----- Source excerpt -----

🗓️ Week 5
Functional Forms

PB4A7- Quantitative Applications for Behavioural Science

Dr. George Melios

London School of Economics and Political Science

30 Oct 2024

Check-in

Where are we at?
Next week reading week!!! After that, we will start the causal methods. Same format as now + extra papers
This lecture will cover the last “intro” material
This is a pretty packed lecture, but it’s structured to be easy to come back to and review, there will be plenty of practice next time, and this might end up broken across both days

Bias and the Error Term

All of the nice stuff we’ve gotten so far makes some assumptions about our true model

\[ Y = \beta_0 + \beta_1X + \varepsilon \]

In particular, we’ve made some assumptions about the error term \(\varepsilon\)
So what is that error term exactly, and what are we assuming about it?

The Error Term

The error term contains everything that isn’t in our model
If \(Y\) were a pure function of \(X\), for example if \(Y\) was “height in feet” and \(X\) was “height in inches”, we wouldn’t have an error term, because a straight line fully describes the relationship perfectly with no variation
But in most cases, the line is a simplification - we’re leaving other stuff out! That’s in the error term

The Error Term

Consider this data generating process:

\[ ClassGrade = \beta_0 + \beta_1 StudyTime + \varepsilon \]

Surely StudyTime isn’t the only thing that determines your ClassGrade
Everything else is in the error term!

----- Provided data -----

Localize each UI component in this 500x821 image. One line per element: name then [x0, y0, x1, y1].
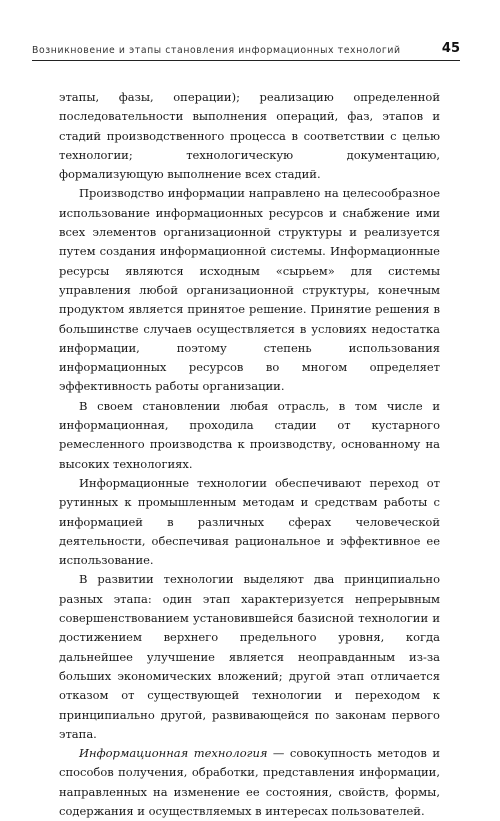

-----

* **Work instructions**
Continue the lecture slides on the error term in regression from the point where they stop. The listing plays no part in what you are asked to do.

* **Exercise result**
ProfessorLeniency, InterestInSubject, Intelligence, and so on and so on…

The Error Term

Isn’t that really bad? We’re leaving out a bunch of important stuff!
If you want to predict \(Y\) as accurately as possible then we’re probably going to do a bad job of it
But if our real interest is *figuring out the relationship between \(X\) and \(Y\), then it’s fine to leave stuff out, as long as whatever’s left in the error term obeys a few important assumptions

Error Term Assumptions

The most important assumption about the error term is that it is unrelated to \(X\)
If \(X\) and \(\varepsilon\) are correlated, \(\hat{\beta}_1\) will be biased - its distribution no longer has the true \(\beta_1\) as its mean
In these cases we can say ” \(X\) is endogenous” or “we have omitted variable bias”
No amount of additional sample size will fix that problem!
(what will fix the problem? We’ll get to that one later)

Omitted Variable Bias

We can intuitively think about whether omitted variable bias is likely to make our estimates too high or too low
The sign of the bias will be the sign of the relationship between the omitted variable and \(X\), times the sign of the relationship between the omitted variable bias and \(Y\)
InterestInSubject is positively related to both StudyTime and ClassGrade, and \(+\times+ = +\), so our estimates are positively biased / too high

Omitted Variable Bias

More precisely we have that the mean of the \(\hat{\beta}_1\) sampling distribution is

\[\beta_1 + corr(X,\varepsilon)\frac{\sigma_\varepsilon}{\sigma_X}\]

If \(Z\) hangs around \(X\), but \(Y\) doesn’t know about it, then the coefficient on \(X\) will get all the credit for \(Z\)

Thinking Through this Bias

This is a good way to keep that “direction of bias” problem in mind
And you do want to keep it in mind! This is important for understanding general correlations you see in the wild, too
And helps keep in line some things - for example, if \(Z\) is unrelated to \(X\), it won’t bias you!!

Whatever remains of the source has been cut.